[start of Document extract]

The Last Five Minutes

Peter Rukavina

At last count I’ve got 30 shows set up to record every week on the DVR. I’ll need to start winnowing that down soon, both to cut down on mandatory TV watching time, and also because I don’t think I can take much more courtroom drama.

While there are a couple of sitcoms that are attracting my attention this year — The Class has promise, for example — this year seems to be the Year of Hour Long Drama. And big themes seem to be the aforementioned courtroom (Justice, Shark), weird shit happening (Jericho, Six Degrees, Heros) and kidnapping and crime (Kidnapped, Vanished, Smith).

The real big trend, however, is the “last five minutes power montage,” a phenomenon that started a few years ago, and is even more the rage this year. The formula involves taking the last five minutes of a drama — basically everything after the last commercial — and running a mournful pop song or power ballad over a montage of one or more characters as they work out the ramifications of whatever killing, kidnapping, or random happenstancing they’ve engaged in over the episode.

[end of Document extract]
[start of Information provided]

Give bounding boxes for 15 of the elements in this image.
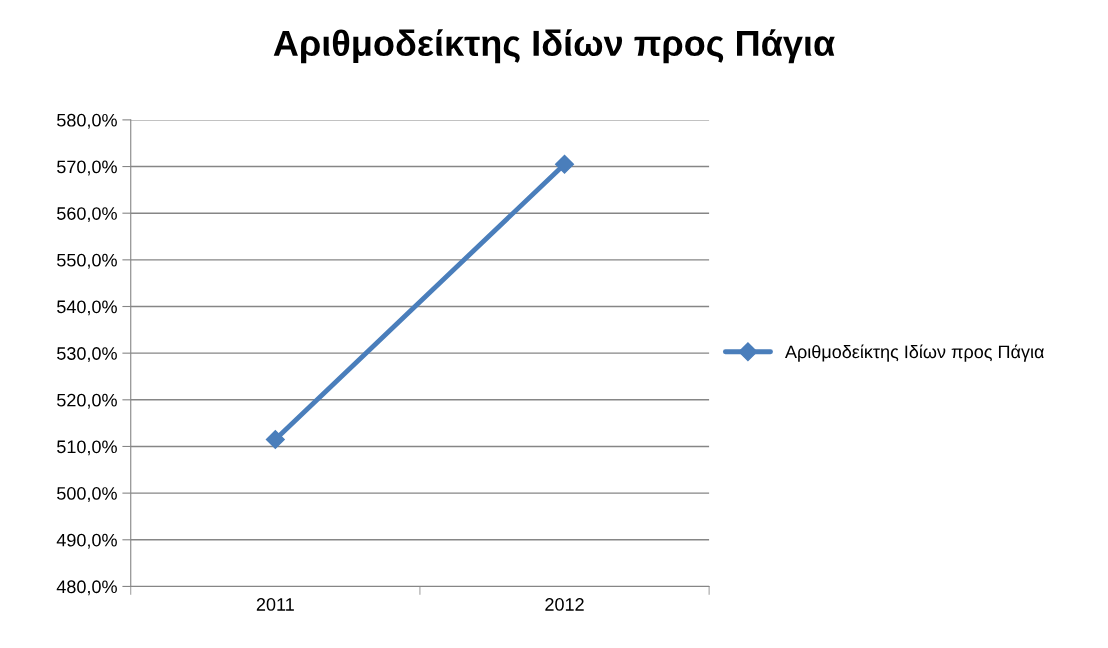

[end of Information provided]

### Exercises to complete
a) Duplicate the post on TV dramas from "The real big" up to and including "in over the episode.".
b) According to the post on TV dramas, how many shows are set up to record every week on the DVR?

### Correct answers
a)
The real big trend, however, is the “last five minutes power montage,” a phenomenon that started a few years ago, and is even more the rage this year. The formula involves taking the last five minutes of a drama — basically everything after the last commercial — and running a mournful pop song or power ballad over a montage of one or more characters as they work out the ramifications of whatever killing, kidnapping, or random happenstancing they’ve engaged in over the episode.

b) 30 shows.